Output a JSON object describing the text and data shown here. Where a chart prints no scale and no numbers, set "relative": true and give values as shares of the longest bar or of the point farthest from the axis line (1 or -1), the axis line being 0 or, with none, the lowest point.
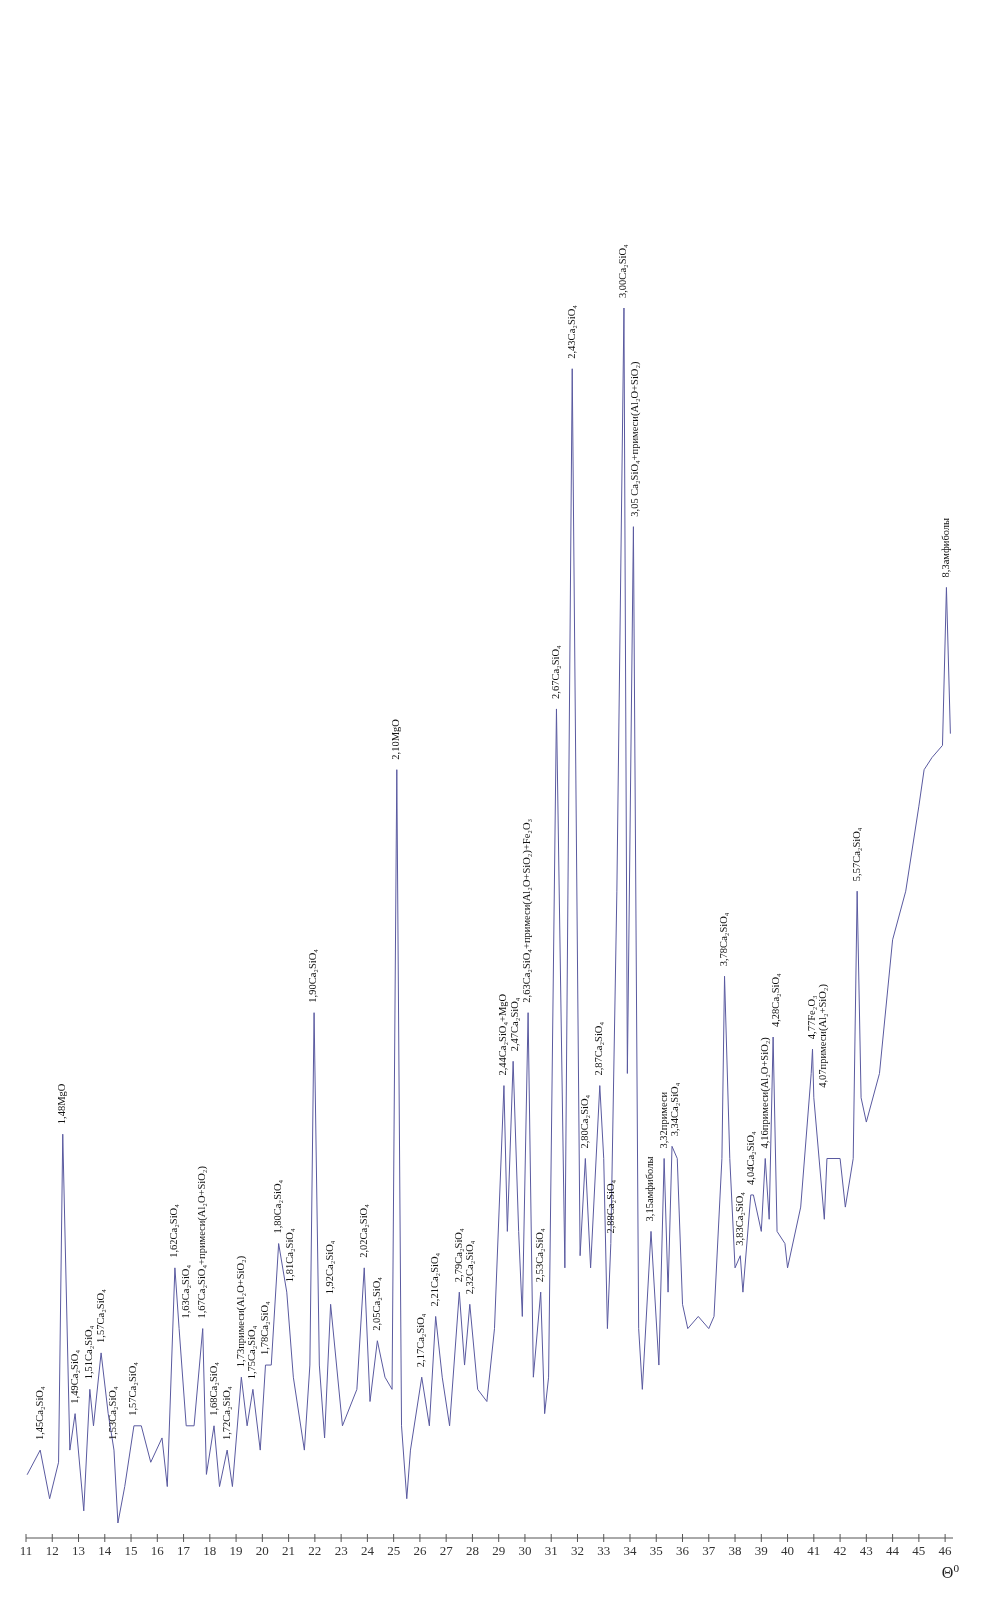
{
  "chart_data": {
    "type": "line",
    "relative": true,
    "color": "#5a5aa0",
    "xlabel": "Θ$^{0}$",
    "xlim": [
      11,
      46.3
    ],
    "xticks": [
      11,
      12,
      13,
      14,
      15,
      16,
      17,
      18,
      19,
      20,
      21,
      22,
      23,
      24,
      25,
      26,
      27,
      28,
      29,
      30,
      31,
      32,
      33,
      34,
      35,
      36,
      37,
      38,
      39,
      40,
      41,
      42,
      43,
      44,
      45,
      46
    ],
    "x": [
      11.05,
      11.54,
      11.9,
      12.24,
      12.4,
      12.67,
      12.87,
      13.2,
      13.43,
      13.57,
      13.86,
      14.13,
      14.35,
      14.5,
      14.76,
      15.11,
      15.39,
      15.75,
      16.18,
      16.38,
      16.67,
      16.83,
      17.1,
      17.4,
      17.73,
      17.87,
      18.16,
      18.37,
      18.66,
      18.86,
      19.2,
      19.42,
      19.64,
      19.92,
      20.12,
      20.34,
      20.62,
      20.93,
      21.18,
      21.6,
      21.81,
      21.97,
      22.17,
      22.37,
      22.6,
      23.05,
      23.6,
      23.88,
      24.1,
      24.38,
      24.67,
      24.94,
      25.12,
      25.3,
      25.5,
      25.64,
      26.07,
      26.36,
      26.6,
      26.85,
      27.13,
      27.5,
      27.7,
      27.9,
      28.2,
      28.55,
      28.84,
      29.2,
      29.33,
      29.55,
      29.76,
      29.9,
      30.12,
      30.32,
      30.6,
      30.75,
      30.9,
      31.2,
      31.52,
      31.8,
      32.1,
      32.3,
      32.5,
      32.85,
      33.0,
      33.14,
      33.27,
      33.5,
      33.77,
      33.9,
      34.13,
      34.33,
      34.47,
      34.8,
      35.1,
      35.3,
      35.45,
      35.6,
      35.8,
      36.0,
      36.2,
      36.6,
      37.0,
      37.2,
      37.5,
      37.6,
      37.8,
      38.0,
      38.2,
      38.3,
      38.6,
      38.7,
      39.0,
      39.15,
      39.3,
      39.45,
      39.6,
      39.9,
      40.0,
      40.5,
      40.9,
      40.95,
      41.0,
      41.4,
      41.5,
      42.0,
      42.2,
      42.5,
      42.65,
      42.8,
      43.0,
      43.5,
      44.0,
      44.5,
      45.0,
      45.2,
      45.5,
      45.9,
      46.05,
      46.2
    ],
    "values": [
      0.04,
      0.06,
      0.02,
      0.05,
      0.32,
      0.06,
      0.09,
      0.01,
      0.11,
      0.08,
      0.14,
      0.09,
      0.06,
      0.0,
      0.03,
      0.08,
      0.08,
      0.05,
      0.07,
      0.03,
      0.21,
      0.16,
      0.08,
      0.08,
      0.16,
      0.04,
      0.08,
      0.03,
      0.06,
      0.03,
      0.12,
      0.08,
      0.11,
      0.06,
      0.13,
      0.13,
      0.23,
      0.19,
      0.12,
      0.06,
      0.13,
      0.42,
      0.13,
      0.07,
      0.18,
      0.08,
      0.11,
      0.21,
      0.1,
      0.15,
      0.12,
      0.11,
      0.62,
      0.08,
      0.02,
      0.06,
      0.12,
      0.08,
      0.17,
      0.12,
      0.08,
      0.19,
      0.13,
      0.18,
      0.11,
      0.1,
      0.16,
      0.36,
      0.24,
      0.38,
      0.24,
      0.17,
      0.42,
      0.12,
      0.19,
      0.09,
      0.12,
      0.67,
      0.21,
      0.95,
      0.22,
      0.3,
      0.21,
      0.36,
      0.3,
      0.16,
      0.23,
      0.52,
      1.0,
      0.37,
      0.82,
      0.16,
      0.11,
      0.24,
      0.13,
      0.3,
      0.19,
      0.31,
      0.3,
      0.18,
      0.16,
      0.17,
      0.16,
      0.17,
      0.3,
      0.45,
      0.3,
      0.21,
      0.22,
      0.19,
      0.27,
      0.27,
      0.24,
      0.3,
      0.25,
      0.4,
      0.24,
      0.23,
      0.21,
      0.26,
      0.37,
      0.39,
      0.35,
      0.25,
      0.3,
      0.3,
      0.26,
      0.3,
      0.52,
      0.35,
      0.33,
      0.37,
      0.48,
      0.52,
      0.59,
      0.62,
      0.63,
      0.64,
      0.77,
      0.65
    ],
    "annotations": [
      {
        "text": "1,45Ca₂SiO₄",
        "x": 11.54,
        "y": 0.06
      },
      {
        "text": "1,48MgO",
        "x": 12.4,
        "y": 0.32
      },
      {
        "text": "1,49Ca₂SiO₄",
        "x": 12.87,
        "y": 0.09
      },
      {
        "text": "1,51Ca₂SiO₄",
        "x": 13.43,
        "y": 0.11
      },
      {
        "text": "1,57Ca₂SiO₄",
        "x": 13.86,
        "y": 0.14
      },
      {
        "text": "1,53Ca₂SiO₄",
        "x": 14.35,
        "y": 0.06
      },
      {
        "text": "1,57Ca₂SiO₄",
        "x": 15.11,
        "y": 0.08
      },
      {
        "text": "1,62Ca₂SiO₄",
        "x": 16.67,
        "y": 0.21
      },
      {
        "text": "1,63Ca₂SiO₄",
        "x": 16.83,
        "y": 0.16
      },
      {
        "text": "1,67Ca₂SiO₄+примеси(Al₂O+SiO₂)",
        "x": 17.73,
        "y": 0.16
      },
      {
        "text": "1,68Ca₂SiO₄",
        "x": 18.16,
        "y": 0.08
      },
      {
        "text": "1,72Ca₂SiO₄",
        "x": 18.66,
        "y": 0.06
      },
      {
        "text": "1,73примеси(Al₂O+SiO₂)",
        "x": 19.2,
        "y": 0.12
      },
      {
        "text": "1,75Ca₂SiO₄",
        "x": 19.64,
        "y": 0.11
      },
      {
        "text": "1,78Ca₂SiO₄",
        "x": 20.12,
        "y": 0.13
      },
      {
        "text": "1,80Ca₂SiO₄",
        "x": 20.62,
        "y": 0.23
      },
      {
        "text": "1,81Ca₂SiO₄",
        "x": 20.93,
        "y": 0.19
      },
      {
        "text": "1,90Ca₂SiO₄",
        "x": 21.97,
        "y": 0.42
      },
      {
        "text": "1,92Ca₂SiO₄",
        "x": 22.6,
        "y": 0.18
      },
      {
        "text": "2,02Ca₂SiO₄",
        "x": 23.88,
        "y": 0.21
      },
      {
        "text": "2,05Ca₂SiO₄",
        "x": 24.38,
        "y": 0.15
      },
      {
        "text": "2,10MgO",
        "x": 25.12,
        "y": 0.62
      },
      {
        "text": "2,17Ca₂SiO₄",
        "x": 26.07,
        "y": 0.12
      },
      {
        "text": "2,21Ca₂SiO₄",
        "x": 26.6,
        "y": 0.17
      },
      {
        "text": "2,79Ca₂SiO₄",
        "x": 27.5,
        "y": 0.19
      },
      {
        "text": "2,32Ca₂SiO₄",
        "x": 27.9,
        "y": 0.18
      },
      {
        "text": "2,44Ca₂SiO₄+MgO",
        "x": 29.2,
        "y": 0.36
      },
      {
        "text": "2,47Ca₂SiO₄",
        "x": 29.55,
        "y": 0.38
      },
      {
        "text": "2,63Ca₂SiO₄+примеси(Al₂O+SiO₂)+Fe₂O₃",
        "x": 30.12,
        "y": 0.42
      },
      {
        "text": "2,53Ca₂SiO₄",
        "x": 30.6,
        "y": 0.19
      },
      {
        "text": "2,67Ca₂SiO₄",
        "x": 31.2,
        "y": 0.67
      },
      {
        "text": "2,43Ca₂SiO₄",
        "x": 31.8,
        "y": 0.95
      },
      {
        "text": "2,80Ca₂SiO₄",
        "x": 32.3,
        "y": 0.3
      },
      {
        "text": "2,87Ca₂SiO₄",
        "x": 32.85,
        "y": 0.36
      },
      {
        "text": "2,88Ca₂SiO₄",
        "x": 33.27,
        "y": 0.23
      },
      {
        "text": "3,00Ca₂SiO₄",
        "x": 33.77,
        "y": 1.0
      },
      {
        "text": "3,05 Ca₂SiO₄+примеси(Al₂O+SiO₂)",
        "x": 34.13,
        "y": 0.82
      },
      {
        "text": "3,15амфиболы",
        "x": 34.8,
        "y": 0.24
      },
      {
        "text": "3,32примеси",
        "x": 35.3,
        "y": 0.3
      },
      {
        "text": "3,34Ca₂SiO₄",
        "x": 35.6,
        "y": 0.31
      },
      {
        "text": "3,78Ca₂SiO₄",
        "x": 37.6,
        "y": 0.45
      },
      {
        "text": "3,83Ca₂SiO₄",
        "x": 38.2,
        "y": 0.22
      },
      {
        "text": "4,04Ca₂SiO₄",
        "x": 38.6,
        "y": 0.27
      },
      {
        "text": "4,16примеси(Al₂O+SiO₂)",
        "x": 39.15,
        "y": 0.3
      },
      {
        "text": "4,28Ca₂SiO₄",
        "x": 39.45,
        "y": 0.4
      },
      {
        "text": "4,77Fe₂O₃",
        "x": 40.95,
        "y": 0.39
      },
      {
        "text": "4,07примеси(Al₂+SiO₂)",
        "x": 41.0,
        "y": 0.35
      },
      {
        "text": "5,57Ca₂SiO₄",
        "x": 42.65,
        "y": 0.52
      },
      {
        "text": "8,3амфиболы",
        "x": 46.05,
        "y": 0.77
      }
    ]
  }
}
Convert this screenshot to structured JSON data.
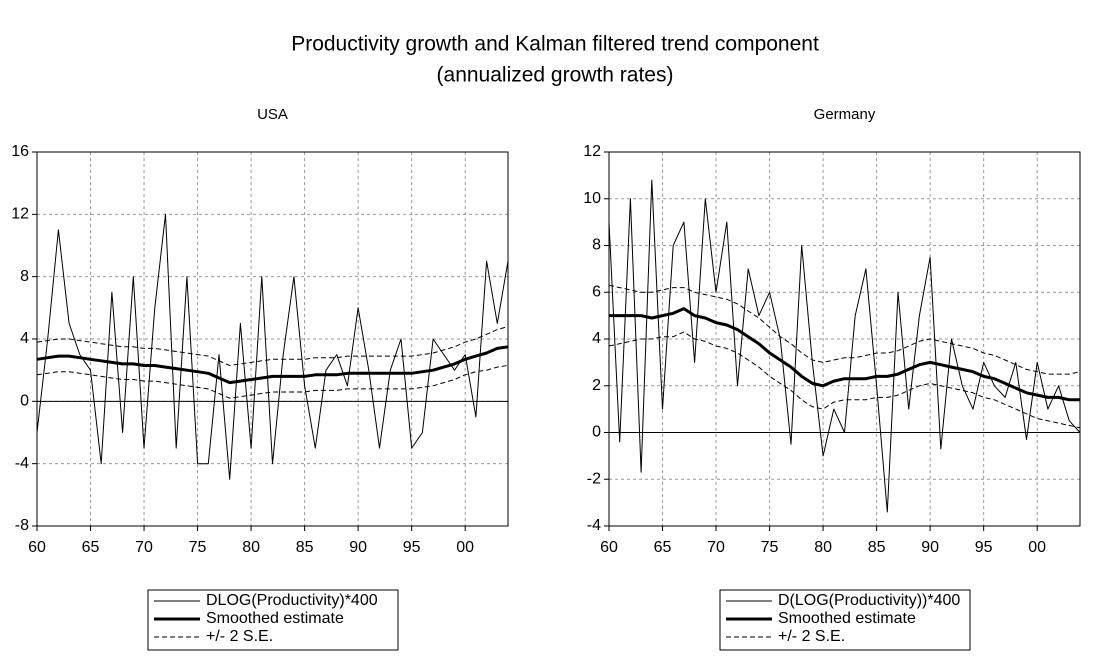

▸ **EXERCISE OBJECTIVE**:
Report the number of lines in the listing above that include the word "relative", and nothing else.

▸ **WORKED SOLUTION**:
2